══ INFORMATION SHOWN
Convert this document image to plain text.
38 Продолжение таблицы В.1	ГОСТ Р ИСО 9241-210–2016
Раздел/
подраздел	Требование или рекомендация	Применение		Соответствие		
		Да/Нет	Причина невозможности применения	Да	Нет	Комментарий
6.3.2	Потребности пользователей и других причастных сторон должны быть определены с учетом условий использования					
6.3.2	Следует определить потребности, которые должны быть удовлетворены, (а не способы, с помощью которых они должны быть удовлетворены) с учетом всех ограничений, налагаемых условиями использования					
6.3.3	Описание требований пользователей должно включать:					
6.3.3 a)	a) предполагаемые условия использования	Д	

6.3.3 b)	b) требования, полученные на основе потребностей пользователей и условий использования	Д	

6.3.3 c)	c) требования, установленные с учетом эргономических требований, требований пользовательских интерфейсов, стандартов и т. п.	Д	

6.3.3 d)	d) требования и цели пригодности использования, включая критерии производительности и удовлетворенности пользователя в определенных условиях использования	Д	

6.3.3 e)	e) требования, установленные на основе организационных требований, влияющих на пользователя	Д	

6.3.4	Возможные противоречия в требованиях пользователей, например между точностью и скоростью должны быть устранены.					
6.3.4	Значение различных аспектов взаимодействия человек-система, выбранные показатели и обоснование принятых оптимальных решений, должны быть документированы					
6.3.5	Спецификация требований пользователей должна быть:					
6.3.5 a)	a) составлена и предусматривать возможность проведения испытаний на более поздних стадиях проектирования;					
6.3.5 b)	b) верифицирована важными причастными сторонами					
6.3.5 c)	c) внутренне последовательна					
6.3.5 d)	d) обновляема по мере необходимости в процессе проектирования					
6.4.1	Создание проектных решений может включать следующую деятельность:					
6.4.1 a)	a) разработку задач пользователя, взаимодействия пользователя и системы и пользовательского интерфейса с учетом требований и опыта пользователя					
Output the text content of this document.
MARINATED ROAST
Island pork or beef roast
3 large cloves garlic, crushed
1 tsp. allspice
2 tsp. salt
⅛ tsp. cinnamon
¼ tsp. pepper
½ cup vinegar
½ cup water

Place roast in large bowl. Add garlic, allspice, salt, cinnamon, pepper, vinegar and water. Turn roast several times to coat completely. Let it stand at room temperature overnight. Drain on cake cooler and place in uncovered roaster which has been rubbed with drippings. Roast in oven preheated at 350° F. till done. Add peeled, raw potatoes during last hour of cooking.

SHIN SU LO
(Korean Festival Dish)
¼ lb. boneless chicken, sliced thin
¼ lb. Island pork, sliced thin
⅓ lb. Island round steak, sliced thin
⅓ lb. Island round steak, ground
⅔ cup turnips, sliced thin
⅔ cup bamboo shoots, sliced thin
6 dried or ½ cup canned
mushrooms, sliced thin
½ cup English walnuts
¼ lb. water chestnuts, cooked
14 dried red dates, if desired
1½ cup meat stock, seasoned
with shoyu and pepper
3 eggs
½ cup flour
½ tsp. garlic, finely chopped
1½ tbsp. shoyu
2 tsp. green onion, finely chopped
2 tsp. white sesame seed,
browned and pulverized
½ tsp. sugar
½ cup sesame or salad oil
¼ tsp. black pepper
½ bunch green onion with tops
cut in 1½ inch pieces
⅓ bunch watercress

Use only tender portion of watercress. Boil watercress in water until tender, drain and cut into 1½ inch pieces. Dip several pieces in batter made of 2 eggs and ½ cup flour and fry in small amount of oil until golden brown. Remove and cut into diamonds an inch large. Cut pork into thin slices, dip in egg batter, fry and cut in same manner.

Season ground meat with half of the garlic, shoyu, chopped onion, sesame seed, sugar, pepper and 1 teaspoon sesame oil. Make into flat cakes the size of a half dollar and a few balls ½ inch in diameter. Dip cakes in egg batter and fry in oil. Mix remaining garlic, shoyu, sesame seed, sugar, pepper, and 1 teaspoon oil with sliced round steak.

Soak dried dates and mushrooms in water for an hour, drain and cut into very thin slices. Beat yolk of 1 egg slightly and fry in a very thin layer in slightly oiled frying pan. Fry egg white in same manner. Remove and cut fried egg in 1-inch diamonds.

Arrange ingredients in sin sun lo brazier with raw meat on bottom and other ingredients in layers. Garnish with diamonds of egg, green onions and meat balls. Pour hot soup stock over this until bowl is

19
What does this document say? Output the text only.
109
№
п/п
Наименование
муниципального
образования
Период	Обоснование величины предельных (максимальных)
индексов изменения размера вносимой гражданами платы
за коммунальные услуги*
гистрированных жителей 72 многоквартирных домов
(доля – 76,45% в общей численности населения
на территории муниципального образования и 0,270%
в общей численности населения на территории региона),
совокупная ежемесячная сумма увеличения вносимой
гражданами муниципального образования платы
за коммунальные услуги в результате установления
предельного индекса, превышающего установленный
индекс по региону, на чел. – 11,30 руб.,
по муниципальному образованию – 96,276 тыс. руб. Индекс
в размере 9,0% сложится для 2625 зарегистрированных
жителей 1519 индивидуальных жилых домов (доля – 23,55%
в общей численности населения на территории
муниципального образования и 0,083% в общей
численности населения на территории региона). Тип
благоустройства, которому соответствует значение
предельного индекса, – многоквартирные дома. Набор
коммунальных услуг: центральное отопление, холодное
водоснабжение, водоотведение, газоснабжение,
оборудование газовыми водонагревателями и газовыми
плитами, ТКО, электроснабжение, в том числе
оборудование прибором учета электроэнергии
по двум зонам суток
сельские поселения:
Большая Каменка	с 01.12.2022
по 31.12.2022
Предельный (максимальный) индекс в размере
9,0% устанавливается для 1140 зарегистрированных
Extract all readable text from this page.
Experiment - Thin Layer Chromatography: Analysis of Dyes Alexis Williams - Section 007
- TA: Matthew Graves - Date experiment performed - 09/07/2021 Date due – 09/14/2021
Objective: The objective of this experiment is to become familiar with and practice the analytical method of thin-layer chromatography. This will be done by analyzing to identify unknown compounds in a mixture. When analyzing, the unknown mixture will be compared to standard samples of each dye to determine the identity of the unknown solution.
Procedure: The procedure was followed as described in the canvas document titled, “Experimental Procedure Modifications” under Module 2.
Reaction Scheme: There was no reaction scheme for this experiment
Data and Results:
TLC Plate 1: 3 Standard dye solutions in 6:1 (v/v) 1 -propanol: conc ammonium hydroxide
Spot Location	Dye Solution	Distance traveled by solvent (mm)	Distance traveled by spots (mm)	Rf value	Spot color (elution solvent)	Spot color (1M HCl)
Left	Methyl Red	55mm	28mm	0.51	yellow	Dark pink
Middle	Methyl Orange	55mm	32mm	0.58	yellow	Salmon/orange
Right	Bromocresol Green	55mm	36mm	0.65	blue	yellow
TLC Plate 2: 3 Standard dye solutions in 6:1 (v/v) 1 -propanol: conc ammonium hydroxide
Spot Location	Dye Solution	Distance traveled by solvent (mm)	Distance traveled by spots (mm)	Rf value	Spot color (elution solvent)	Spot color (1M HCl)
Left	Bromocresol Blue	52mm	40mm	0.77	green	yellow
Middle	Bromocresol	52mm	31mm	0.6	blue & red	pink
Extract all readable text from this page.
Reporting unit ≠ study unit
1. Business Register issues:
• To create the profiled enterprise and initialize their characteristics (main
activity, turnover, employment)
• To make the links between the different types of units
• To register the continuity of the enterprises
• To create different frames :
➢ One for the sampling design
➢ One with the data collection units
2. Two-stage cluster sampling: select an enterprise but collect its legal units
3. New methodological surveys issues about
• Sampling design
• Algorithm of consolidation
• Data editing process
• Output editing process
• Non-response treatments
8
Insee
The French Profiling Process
════
YOUR TASK:
Copy the records above exactly as they appear.

TASK RESULT:
Convert this document image to plain text.
38 Продолжение таблицы В.1	ГОСТ Р ИСО 9241-210–2016
Раздел/
подраздел	Требование или рекомендация	Применение		Соответствие		
		Да/Нет	Причина невозможности применения	Да	Нет	Комментарий
6.3.2	Потребности пользователей и других причастных сторон должны быть определены с учетом условий использования					
6.3.2	Следует определить потребности, которые должны быть удовлетворены, (а не способы, с помощью которых они должны быть удовлетворены) с учетом всех ограничений, налагаемых условиями использования					
6.3.3	Описание требований пользователей должно включать:					
6.3.3 a)	a) предполагаемые условия использования	Д	

6.3.3 b)	b) требования, полученные на основе потребностей пользователей и условий использования	Д	

6.3.3 c)	c) требования, установленные с учетом эргономических требований, требований пользовательских интерфейсов, стандартов и т. п.	Д	

6.3.3 d)	d) требования и цели пригодности использования, включая критерии производительности и удовлетворенности пользователя в определенных условиях использования	Д	

6.3.3 e)	e) требования, установленные на основе организационных требований, влияющих на пользователя	Д	

6.3.4	Возможные противоречия в требованиях пользователей, например между точностью и скоростью должны быть устранены.					
6.3.4	Значение различных аспектов взаимодействия человек-система, выбранные показатели и обоснование принятых оптимальных решений, должны быть документированы					
6.3.5	Спецификация требований пользователей должна быть:					
6.3.5 a)	a) составлена и предусматривать возможность проведения испытаний на более поздних стадиях проектирования;					
6.3.5 b)	b) верифицирована важными причастными сторонами					
6.3.5 c)	c) внутренне последовательна					
6.3.5 d)	d) обновляема по мере необходимости в процессе проектирования					
6.4.1	Создание проектных решений может включать следующую деятельность:					
6.4.1 a)	a) разработку задач пользователя, взаимодействия пользователя и системы и пользовательского интерфейса с учетом требований и опыта пользователя					
Output the text content of this document.
MARINATED ROAST
Island pork or beef roast
3 large cloves garlic, crushed
1 tsp. allspice
2 tsp. salt
⅛ tsp. cinnamon
¼ tsp. pepper
½ cup vinegar
½ cup water

Place roast in large bowl. Add garlic, allspice, salt, cinnamon, pepper, vinegar and water. Turn roast several times to coat completely. Let it stand at room temperature overnight. Drain on cake cooler and place in uncovered roaster which has been rubbed with drippings. Roast in oven preheated at 350° F. till done. Add peeled, raw potatoes during last hour of cooking.

SHIN SU LO
(Korean Festival Dish)
¼ lb. boneless chicken, sliced thin
¼ lb. Island pork, sliced thin
⅓ lb. Island round steak, sliced thin
⅓ lb. Island round steak, ground
⅔ cup turnips, sliced thin
⅔ cup bamboo shoots, sliced thin
6 dried or ½ cup canned
mushrooms, sliced thin
½ cup English walnuts
¼ lb. water chestnuts, cooked
14 dried red dates, if desired
1½ cup meat stock, seasoned
with shoyu and pepper
3 eggs
½ cup flour
½ tsp. garlic, finely chopped
1½ tbsp. shoyu
2 tsp. green onion, finely chopped
2 tsp. white sesame seed,
browned and pulverized
½ tsp. sugar
½ cup sesame or salad oil
¼ tsp. black pepper
½ bunch green onion with tops
cut in 1½ inch pieces
⅓ bunch watercress

Use only tender portion of watercress. Boil watercress in water until tender, drain and cut into 1½ inch pieces. Dip several pieces in batter made of 2 eggs and ½ cup flour and fry in small amount of oil until golden brown. Remove and cut into diamonds an inch large. Cut pork into thin slices, dip in egg batter, fry and cut in same manner.

Season ground meat with half of the garlic, shoyu, chopped onion, sesame seed, sugar, pepper and 1 teaspoon sesame oil. Make into flat cakes the size of a half dollar and a few balls ½ inch in diameter. Dip cakes in egg batter and fry in oil. Mix remaining garlic, shoyu, sesame seed, sugar, pepper, and 1 teaspoon oil with sliced round steak.

Soak dried dates and mushrooms in water for an hour, drain and cut into very thin slices. Beat yolk of 1 egg slightly and fry in a very thin layer in slightly oiled frying pan. Fry egg white in same manner. Remove and cut fried egg in 1-inch diamonds.

Arrange ingredients in sin sun lo brazier with raw meat on bottom and other ingredients in layers. Garnish with diamonds of egg, green onions and meat balls. Pour hot soup stock over this until bowl is

19
What does this document say? Output the text only.
109
№
п/п
Наименование
муниципального
образования
Период	Обоснование величины предельных (максимальных)
индексов изменения размера вносимой гражданами платы
за коммунальные услуги*
гистрированных жителей 72 многоквартирных домов
(доля – 76,45% в общей численности населения
на территории муниципального образования и 0,270%
в общей численности населения на территории региона),
совокупная ежемесячная сумма увеличения вносимой
гражданами муниципального образования платы
за коммунальные услуги в результате установления
предельного индекса, превышающего установленный
индекс по региону, на чел. – 11,30 руб.,
по муниципальному образованию – 96,276 тыс. руб. Индекс
в размере 9,0% сложится для 2625 зарегистрированных
жителей 1519 индивидуальных жилых домов (доля – 23,55%
в общей численности населения на территории
муниципального образования и 0,083% в общей
численности населения на территории региона). Тип
благоустройства, которому соответствует значение
предельного индекса, – многоквартирные дома. Набор
коммунальных услуг: центральное отопление, холодное
водоснабжение, водоотведение, газоснабжение,
оборудование газовыми водонагревателями и газовыми
плитами, ТКО, электроснабжение, в том числе
оборудование прибором учета электроэнергии
по двум зонам суток
сельские поселения:
Большая Каменка	с 01.12.2022
по 31.12.2022
Предельный (максимальный) индекс в размере
9,0% устанавливается для 1140 зарегистрированных
Extract all readable text from this page.
Experiment - Thin Layer Chromatography: Analysis of Dyes Alexis Williams - Section 007
- TA: Matthew Graves - Date experiment performed - 09/07/2021 Date due – 09/14/2021
Objective: The objective of this experiment is to become familiar with and practice the analytical method of thin-layer chromatography. This will be done by analyzing to identify unknown compounds in a mixture. When analyzing, the unknown mixture will be compared to standard samples of each dye to determine the identity of the unknown solution.
Procedure: The procedure was followed as described in the canvas document titled, “Experimental Procedure Modifications” under Module 2.
Reaction Scheme: There was no reaction scheme for this experiment
Data and Results:
TLC Plate 1: 3 Standard dye solutions in 6:1 (v/v) 1 -propanol: conc ammonium hydroxide
Spot Location	Dye Solution	Distance traveled by solvent (mm)	Distance traveled by spots (mm)	Rf value	Spot color (elution solvent)	Spot color (1M HCl)
Left	Methyl Red	55mm	28mm	0.51	yellow	Dark pink
Middle	Methyl Orange	55mm	32mm	0.58	yellow	Salmon/orange
Right	Bromocresol Green	55mm	36mm	0.65	blue	yellow
TLC Plate 2: 3 Standard dye solutions in 6:1 (v/v) 1 -propanol: conc ammonium hydroxide
Spot Location	Dye Solution	Distance traveled by solvent (mm)	Distance traveled by spots (mm)	Rf value	Spot color (elution solvent)	Spot color (1M HCl)
Left	Bromocresol Blue	52mm	40mm	0.77	green	yellow
Middle	Bromocresol	52mm	31mm	0.6	blue & red	pink
Extract all readable text from this page.
Reporting unit ≠ study unit
1. Business Register issues:
• To create the profiled enterprise and initialize their characteristics (main
activity, turnover, employment)
• To make the links between the different types of units
• To register the continuity of the enterprises
• To create different frames :
➢ One for the sampling design
➢ One with the data collection units
2. Two-stage cluster sampling: select an enterprise but collect its legal units
3. New methodological surveys issues about
• Sampling design
• Algorithm of consolidation
• Data editing process
• Output editing process
• Non-response treatments
8
Insee
The French Profiling Process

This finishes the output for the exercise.